**Task prompt**
Rewrite the lines from the one containing "cell xyxy=(243,441,247,451)" through the one containing "cell xyxy=(242,462,247,466)", inclusive, changing "bar" to "column" and leaving everything else as it is.

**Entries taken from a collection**
****************************************

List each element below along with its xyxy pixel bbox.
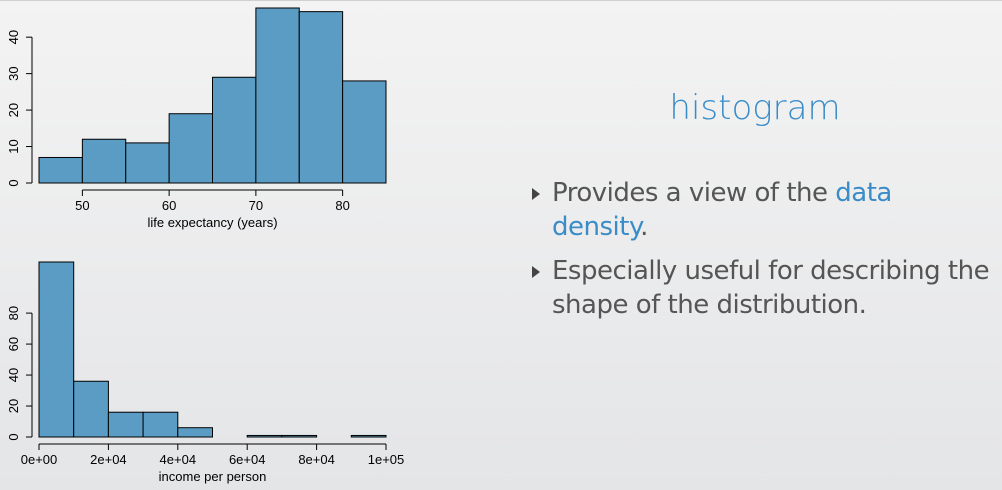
- histogram-bar: [81, 138, 127, 184]
- x-tick-label: 70: [249, 198, 263, 213]
- y-tick-label: 20: [6, 399, 21, 413]
- x-tick-label: 0e+00: [21, 452, 58, 467]
- income-histogram: 0e+00 2e+04 4e+04 6e+04 8e+04 1e+05 income per…: [6, 261, 405, 484]
- bullet-item-shape: Especially useful for describing the sha…: [530, 254, 990, 322]
- y-tick-label: 40: [6, 30, 21, 44]
- histogram-bar: [125, 142, 170, 184]
- y-tick-label: 60: [6, 337, 21, 351]
- x-axis-title: life expectancy (years): [147, 215, 277, 230]
- histogram-bar: [107, 411, 144, 438]
- y-tick-label: 0: [6, 179, 21, 186]
- slide-title: histogram: [669, 88, 841, 128]
- bullet-highlight: data density: [552, 178, 892, 242]
- histogram-bar: [255, 7, 300, 184]
- x-tick-label: 6e+04: [229, 452, 266, 467]
- histogram-bar: [350, 434, 387, 438]
- histogram-bar: [38, 156, 83, 184]
- histogram-bar: [142, 411, 179, 438]
- bullet-text: Especially useful for describing the sha…: [552, 256, 990, 320]
- histogram-bar: [177, 427, 214, 438]
- x-tick-label: 50: [75, 198, 89, 213]
- y-tick-label: 80: [6, 306, 21, 320]
- y-tick-label: 30: [6, 66, 21, 80]
- y-tick-label: 40: [6, 368, 21, 382]
- y-tick-label: 0: [6, 433, 21, 440]
- histogram-bar: [281, 434, 318, 438]
- bullet-arrow-icon: [532, 266, 540, 278]
- slide-top-border: [0, 0, 1002, 1]
- x-axis-title: income per person: [159, 469, 267, 484]
- bullet-text-end: .: [640, 212, 648, 242]
- x-tick-label: 2e+04: [90, 452, 127, 467]
- x-tick-label: 8e+04: [298, 452, 335, 467]
- histogram-bar: [212, 76, 257, 184]
- bullet-item-data-density: Provides a view of the data density.: [530, 176, 990, 244]
- x-tick-label: 1e+05: [368, 452, 405, 467]
- histogram-bar: [38, 261, 75, 438]
- y-tick-label: 20: [6, 103, 21, 117]
- life-expectancy-histogram: 50 60 70 80 life expectancy (years) 0 10 20 30 40: [6, 7, 387, 230]
- histogram-bar: [342, 80, 387, 184]
- x-tick-label: 4e+04: [160, 452, 197, 467]
- histogram-bar: [298, 11, 344, 184]
- x-tick-label: 60: [162, 198, 176, 213]
- histogram-bar: [246, 434, 283, 438]
- bullet-arrow-icon: [532, 188, 540, 200]
- y-tick-label: 10: [6, 139, 21, 153]
- bullet-text: Provides a view of the: [552, 178, 836, 208]
- histogram-bar: [168, 113, 213, 184]
- histogram-bar: [73, 380, 109, 438]
- bullet-list: Provides a view of the data density. Esp…: [530, 176, 990, 332]
- x-tick-label: 80: [335, 198, 349, 213]
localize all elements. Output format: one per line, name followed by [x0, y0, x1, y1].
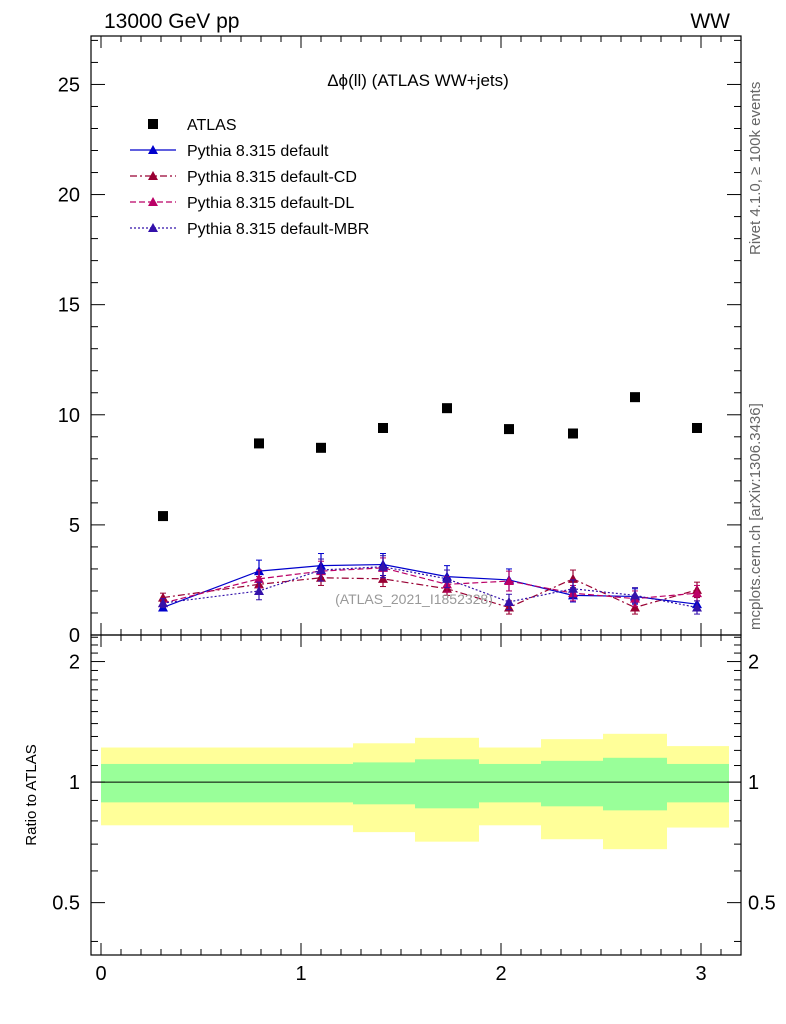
x-tick-label: 2 — [495, 963, 506, 985]
x-tick-label: 0 — [95, 963, 106, 985]
legend-marker — [148, 223, 158, 232]
ratio-inner-band — [667, 763, 729, 803]
atlas-data-point — [316, 442, 326, 453]
ratio-y-axis-label: Ratio to ATLAS — [23, 744, 40, 845]
y-tick-label: 0 — [69, 625, 80, 647]
header-left-label: 13000 GeV pp — [104, 10, 239, 33]
y-tick-label: 20 — [58, 185, 80, 207]
series-point — [568, 583, 578, 593]
series-point — [692, 602, 702, 612]
legend-marker — [148, 197, 158, 206]
atlas-data-point — [254, 438, 264, 449]
series-point — [254, 585, 264, 595]
ratio-y-tick-label: 2 — [69, 652, 80, 674]
legend-marker — [148, 171, 158, 180]
ratio-inner-band — [353, 762, 415, 805]
ratio-y-tick-label-right: 0.5 — [748, 893, 776, 915]
ratio-y-tick-label: 1 — [69, 772, 80, 794]
x-tick-label: 1 — [295, 963, 306, 985]
source-label: mcplots.cern.ch [arXiv:1306.3436] — [747, 403, 764, 630]
ratio-inner-band — [415, 759, 479, 809]
atlas-data-point — [158, 511, 168, 522]
y-tick-label: 10 — [58, 405, 80, 427]
y-tick-label: 15 — [58, 295, 80, 317]
legend-marker — [148, 145, 158, 154]
ratio-y-tick-label-right: 2 — [748, 652, 759, 674]
series-point — [254, 573, 264, 583]
atlas-data-point — [378, 422, 388, 433]
ratio-y-tick-label-right: 1 — [748, 772, 759, 794]
atlas-data-point — [442, 403, 452, 414]
analysis-watermark: (ATLAS_2021_I1852328) — [335, 591, 493, 607]
series-point — [158, 598, 168, 608]
ratio-inner-band — [291, 763, 353, 803]
legend-marker-atlas — [148, 119, 158, 129]
y-tick-label: 5 — [69, 515, 80, 537]
atlas-data-point — [630, 392, 640, 403]
rivet-version-label: Rivet 4.1.0, ≥ 100k events — [747, 82, 764, 255]
legend-label: ATLAS — [187, 117, 237, 134]
series-point — [442, 573, 452, 583]
atlas-data-point — [568, 428, 578, 439]
legend-label: Pythia 8.315 default-DL — [187, 195, 354, 212]
x-tick-label: 3 — [695, 963, 706, 985]
ratio-plot-frame — [90, 634, 742, 956]
legend-label: Pythia 8.315 default-CD — [187, 169, 357, 186]
series-point — [158, 592, 168, 602]
series-point — [316, 565, 326, 575]
atlas-data-point — [504, 424, 514, 435]
ratio-inner-band — [101, 763, 291, 803]
series-point — [630, 602, 640, 612]
y-tick-label: 25 — [58, 74, 80, 96]
ratio-y-tick-label: 0.5 — [52, 893, 80, 915]
series-point — [568, 573, 578, 583]
series-point — [378, 561, 388, 571]
ratio-inner-band — [603, 757, 667, 811]
header-right-label: WW — [690, 10, 730, 33]
ratio-inner-band — [541, 760, 603, 807]
series-point — [504, 576, 514, 586]
series-point — [504, 596, 514, 606]
series-point — [630, 590, 640, 600]
series-point — [692, 588, 702, 598]
legend-label: Pythia 8.315 default-MBR — [187, 221, 369, 238]
chart-title: Δϕ(ll) (ATLAS WW+jets) — [327, 71, 509, 90]
atlas-data-point — [692, 422, 702, 433]
legend-label: Pythia 8.315 default — [187, 143, 329, 160]
ratio-inner-band — [479, 763, 541, 803]
series-point — [378, 573, 388, 583]
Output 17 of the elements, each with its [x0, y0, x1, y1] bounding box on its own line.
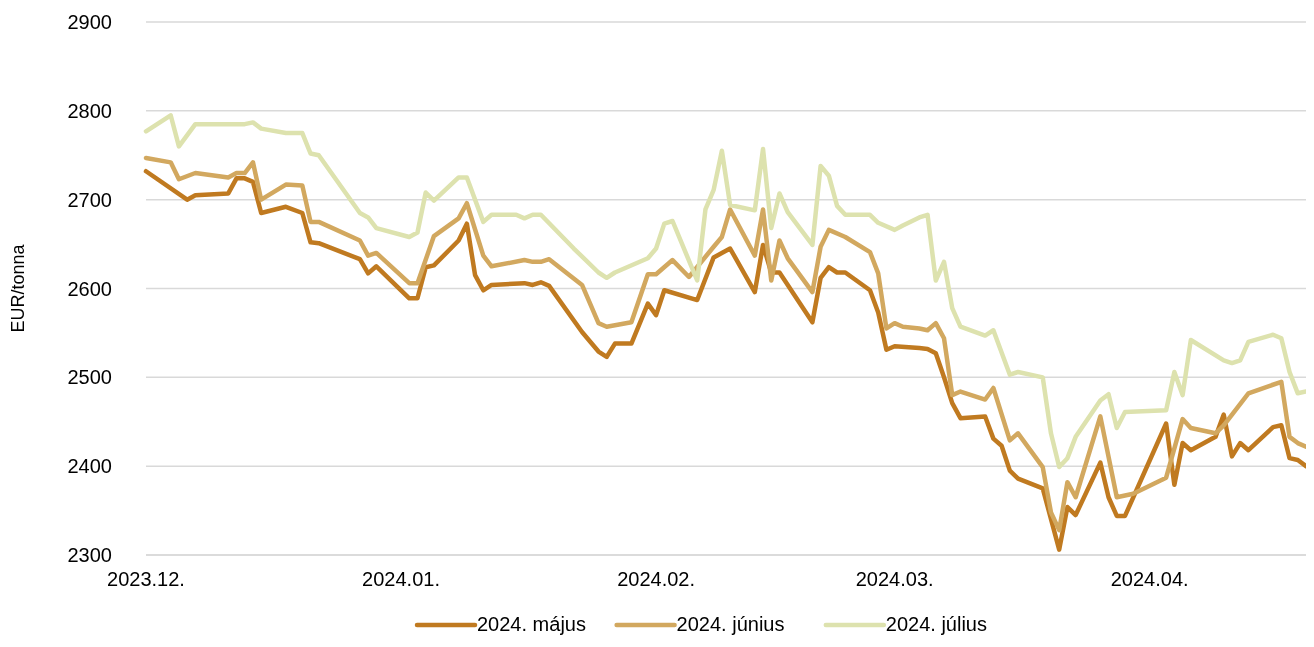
- x-tick-label: 2024.03.: [855, 568, 934, 590]
- y-tick-label: 2800: [67, 99, 112, 122]
- y-tick-label: 2500: [67, 366, 112, 389]
- line-series: [143, 113, 1306, 470]
- legend-label: 2024. július: [885, 613, 987, 635]
- y-tick-label: 2600: [67, 277, 112, 300]
- y-axis-title: EUR/tonna: [8, 243, 28, 333]
- x-tick-label: 2024.02.: [617, 568, 695, 590]
- y-tick-label: 2300: [67, 544, 112, 566]
- x-tick-label: 2024.01.: [362, 568, 440, 590]
- y-tick-label: 2900: [67, 11, 112, 33]
- y-tick-label: 2700: [67, 188, 112, 211]
- x-tick-label: 2024.04.: [1110, 568, 1189, 590]
- x-tick-label: 2023.12.: [107, 568, 185, 590]
- legend-label: 2024. május: [477, 613, 586, 635]
- y-tick-label: 2400: [67, 455, 112, 478]
- legend-label: 2024. június: [676, 613, 785, 635]
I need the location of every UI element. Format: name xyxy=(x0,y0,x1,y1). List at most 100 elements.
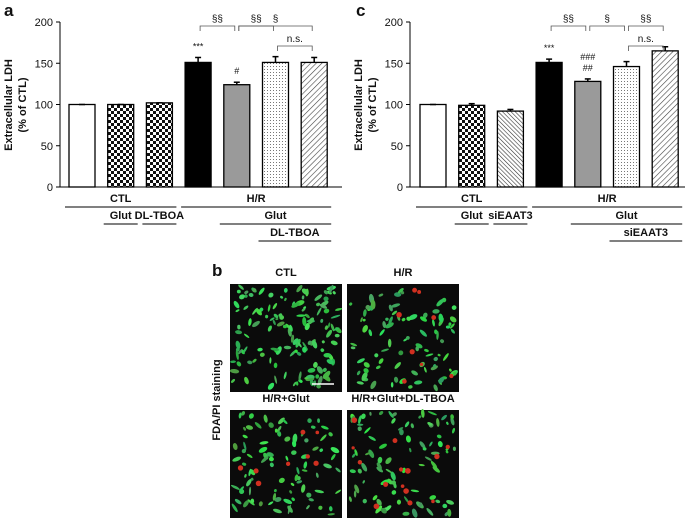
cell xyxy=(243,441,247,451)
cell xyxy=(365,304,371,310)
y-tick-label: 150 xyxy=(385,58,403,70)
cell xyxy=(397,427,404,431)
cell xyxy=(248,292,254,297)
cell xyxy=(308,498,314,502)
cell xyxy=(335,489,342,494)
dead-cell xyxy=(449,373,454,379)
cell xyxy=(446,421,449,425)
cell xyxy=(272,319,276,326)
cell xyxy=(269,357,272,364)
cell xyxy=(301,469,308,472)
cell xyxy=(356,358,365,364)
bar xyxy=(458,104,486,188)
bar xyxy=(651,50,679,188)
cell xyxy=(269,317,275,321)
cell xyxy=(280,295,284,299)
cell xyxy=(229,368,240,374)
cell xyxy=(312,446,319,451)
cell xyxy=(424,456,432,461)
cell xyxy=(423,366,427,373)
cell xyxy=(302,346,307,353)
cell xyxy=(350,346,356,350)
cell xyxy=(382,321,387,329)
cell xyxy=(243,333,250,338)
cell xyxy=(356,381,364,385)
cell xyxy=(414,380,423,385)
cell xyxy=(248,486,252,496)
bar xyxy=(68,103,96,188)
cell xyxy=(283,287,288,293)
cell xyxy=(242,462,247,466)
dead-cell xyxy=(315,430,320,435)
cell xyxy=(235,330,243,335)
cell xyxy=(397,288,404,294)
bracket xyxy=(238,25,274,31)
error-bar xyxy=(272,55,279,63)
cell xyxy=(391,303,401,308)
panel-label: b xyxy=(212,261,222,280)
cell xyxy=(267,325,272,332)
cell xyxy=(419,441,426,449)
bracket xyxy=(589,25,625,31)
cell xyxy=(433,384,438,392)
cell xyxy=(394,362,401,369)
cell xyxy=(353,490,357,498)
cell xyxy=(303,461,308,469)
cell xyxy=(381,348,389,352)
cell xyxy=(250,498,255,504)
group-label: siEAAT3 xyxy=(624,227,668,239)
cell xyxy=(442,353,449,361)
bar xyxy=(300,61,328,188)
y-axis-label: Extracellular LDH xyxy=(3,59,15,151)
cell xyxy=(368,435,376,441)
cell xyxy=(378,293,384,297)
cell xyxy=(432,466,441,473)
bracket-label: n.s. xyxy=(638,34,654,45)
cell xyxy=(362,498,367,504)
cell xyxy=(248,413,254,419)
cell xyxy=(330,446,340,454)
cell xyxy=(440,339,445,344)
cell xyxy=(243,500,249,508)
cell xyxy=(361,371,368,381)
cell xyxy=(289,490,293,494)
cell xyxy=(295,381,299,386)
bar xyxy=(145,102,174,188)
cell xyxy=(268,456,274,462)
dead-cell xyxy=(445,444,450,450)
y-tick-label: 0 xyxy=(47,182,53,194)
y-axis-label: (% of CTL) xyxy=(367,77,379,132)
cell xyxy=(285,323,291,329)
dead-cell xyxy=(434,453,440,460)
cell xyxy=(425,353,434,357)
cell xyxy=(418,415,422,419)
cell xyxy=(306,492,312,498)
cell xyxy=(442,503,448,509)
cell xyxy=(418,502,423,507)
cell xyxy=(450,417,455,426)
cell xyxy=(244,290,249,295)
y-tick-label: 150 xyxy=(35,58,53,70)
micrograph xyxy=(230,410,342,518)
cell xyxy=(294,349,298,353)
cell xyxy=(333,327,340,331)
bar xyxy=(612,65,641,188)
cell xyxy=(237,349,243,355)
cell xyxy=(317,418,320,423)
cell xyxy=(411,508,418,518)
bracket xyxy=(628,45,664,51)
significance-mark: *** xyxy=(544,43,555,53)
cell xyxy=(232,456,242,462)
group-label: Glut xyxy=(110,210,132,222)
cell xyxy=(266,452,274,457)
dead-cell xyxy=(412,287,418,293)
cell xyxy=(411,370,418,376)
cell xyxy=(246,479,252,487)
cell xyxy=(354,484,360,494)
cell xyxy=(433,364,436,367)
cell xyxy=(292,440,297,448)
cell xyxy=(368,329,373,337)
cell xyxy=(356,423,364,426)
cell xyxy=(387,338,392,348)
cell xyxy=(396,499,402,505)
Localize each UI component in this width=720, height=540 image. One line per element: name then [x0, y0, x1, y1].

****************************************

**Solved problem**
cell xyxy=(243,441,247,451)
cell xyxy=(365,304,371,310)
y-tick-label: 150 xyxy=(385,58,403,70)
cell xyxy=(397,427,404,431)
cell xyxy=(248,292,254,297)
cell xyxy=(308,498,314,502)
cell xyxy=(335,489,342,494)
dead-cell xyxy=(449,373,454,379)
cell xyxy=(446,421,449,425)
cell xyxy=(272,319,276,326)
cell xyxy=(269,357,272,364)
cell xyxy=(301,469,308,472)
cell xyxy=(356,358,365,364)
column xyxy=(458,104,486,188)
column xyxy=(651,50,679,188)
cell xyxy=(269,317,275,321)
cell xyxy=(280,295,284,299)
cell xyxy=(229,368,240,374)
cell xyxy=(312,446,319,451)
cell xyxy=(424,456,432,461)
cell xyxy=(423,366,427,373)
cell xyxy=(302,346,307,353)
cell xyxy=(350,346,356,350)
cell xyxy=(382,321,387,329)
cell xyxy=(243,333,250,338)
cell xyxy=(356,381,364,385)
cell xyxy=(414,380,423,385)
cell xyxy=(248,486,252,496)
column xyxy=(68,103,96,188)
cell xyxy=(283,287,288,293)
cell xyxy=(242,462,247,466)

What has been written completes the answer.